TO BE DONE — Write the material out again in full, word for word. Do not include the pictures.

SUPPLIED DATA —
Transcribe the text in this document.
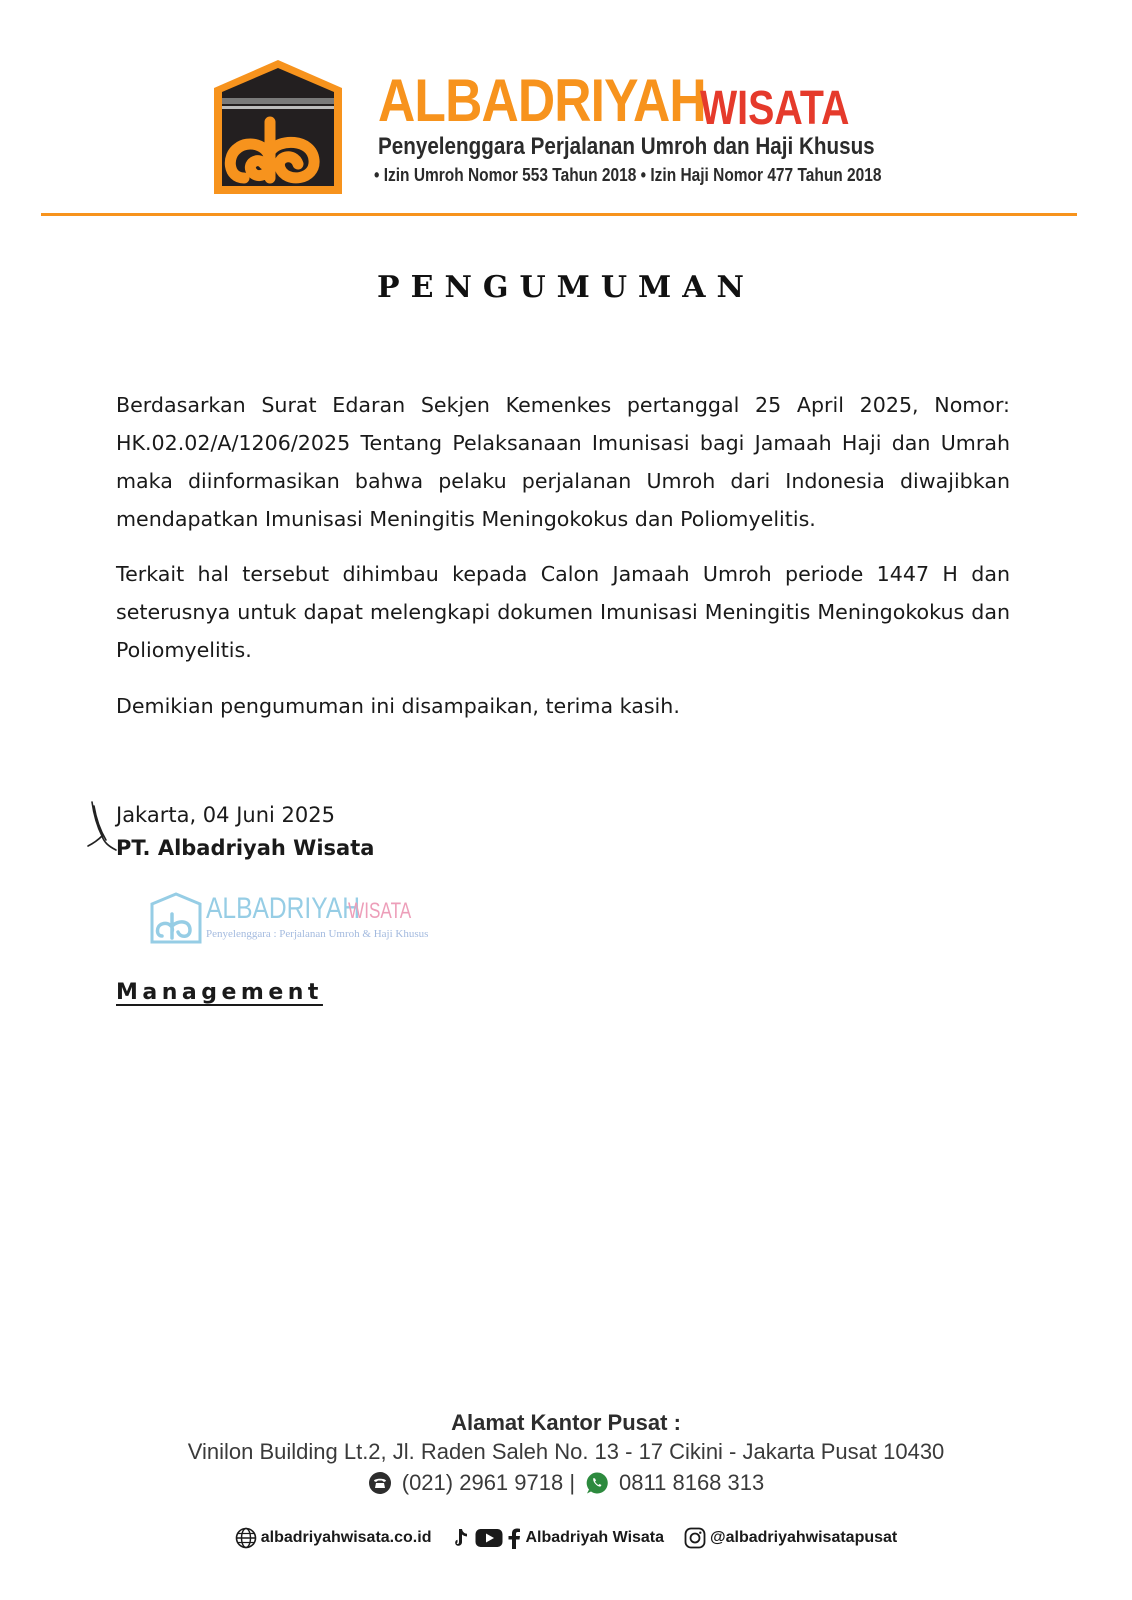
ALBADRIYAH
WISATA
Penyelenggara Perjalanan Umroh dan Haji Khusus
• Izin Umroh Nomor 553 Tahun 2018 • Izin Haji Nomor 477 Tahun 2018
PENGUMUMAN
Berdasarkan Surat Edaran Sekjen Kemenkes pertanggal 25 April 2025, Nomor: HK.02.02/A/1206/2025 Tentang Pelaksanaan Imunisasi bagi Jamaah Haji dan Umrah maka diinformasikan bahwa pelaku perjalanan Umroh dari Indonesia diwajibkan mendapatkan Imunisasi Meningitis Meningokokus dan Poliomyelitis.
Terkait hal tersebut dihimbau kepada Calon Jamaah Umroh periode 1447 H dan seterusnya untuk dapat melengkapi dokumen Imunisasi Meningitis Meningokokus dan Poliomyelitis.
Demikian pengumuman ini disampaikan, terima kasih.
Jakarta, 04 Juni 2025
PT. Albadriyah Wisata
ALBADRIYAH
WISATA
Penyelenggara : Perjalanan Umroh & Haji Khusus
Management
Alamat Kantor Pusat :
Vinilon Building Lt.2, Jl. Raden Saleh No. 13 - 17 Cikini - Jakarta Pusat 10430
(021) 2961 9718 | 0811 8168 313
albadriyahwisata.co.id	Albadriyah Wisata	@albadriyahwisatapusat
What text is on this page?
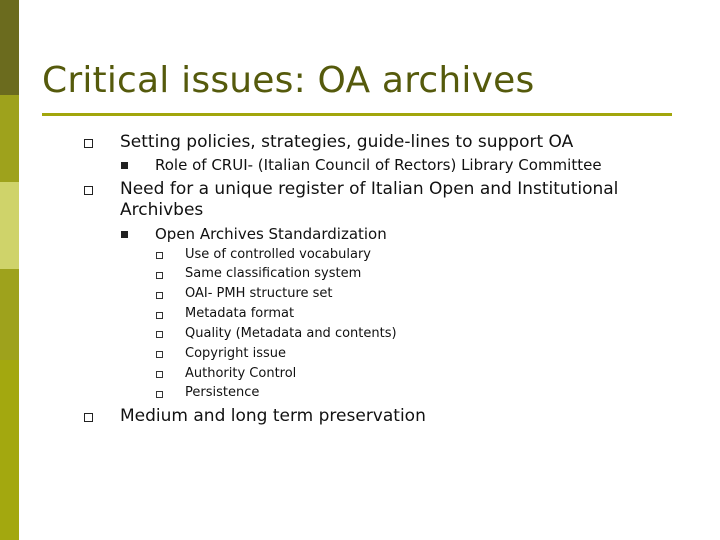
Critical issues: OA archives
Setting policies, strategies, guide-lines to support OA
Role of CRUI- (Italian Council of Rectors) Library Committee
Need for a unique register of Italian Open and Institutional
Archivbes
Open Archives Standardization
Use of controlled vocabulary
Same classification system
OAI- PMH structure set
Metadata format
Quality (Metadata and contents)
Copyright issue
Authority Control
Persistence
Medium and long term preservation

THE SOLUTION —
Transcribe the text in this document.
ALBADRIYAH
WISATA
Penyelenggara Perjalanan Umroh dan Haji Khusus
• Izin Umroh Nomor 553 Tahun 2018 • Izin Haji Nomor 477 Tahun 2018
PENGUMUMAN
Berdasarkan Surat Edaran Sekjen Kemenkes pertanggal 25 April 2025, Nomor: HK.02.02/A/1206/2025 Tentang Pelaksanaan Imunisasi bagi Jamaah Haji dan Umrah maka diinformasikan bahwa pelaku perjalanan Umroh dari Indonesia diwajibkan mendapatkan Imunisasi Meningitis Meningokokus dan Poliomyelitis.
Terkait hal tersebut dihimbau kepada Calon Jamaah Umroh periode 1447 H dan seterusnya untuk dapat melengkapi dokumen Imunisasi Meningitis Meningokokus dan Poliomyelitis.
Demikian pengumuman ini disampaikan, terima kasih.
Jakarta, 04 Juni 2025
PT. Albadriyah Wisata
ALBADRIYAH
WISATA
Penyelenggara : Perjalanan Umroh & Haji Khusus
Management
Alamat Kantor Pusat :
Vinilon Building Lt.2, Jl. Raden Saleh No. 13 - 17 Cikini - Jakarta Pusat 10430
(021) 2961 9718 | 0811 8168 313
albadriyahwisata.co.id	Albadriyah Wisata	@albadriyahwisatapusat
What text is on this page?
Critical issues: OA archives
Setting policies, strategies, guide-lines to support OA
Role of CRUI- (Italian Council of Rectors) Library Committee
Need for a unique register of Italian Open and Institutional
Archivbes
Open Archives Standardization
Use of controlled vocabulary
Same classification system
OAI- PMH structure set
Metadata format
Quality (Metadata and contents)
Copyright issue
Authority Control
Persistence
Medium and long term preservation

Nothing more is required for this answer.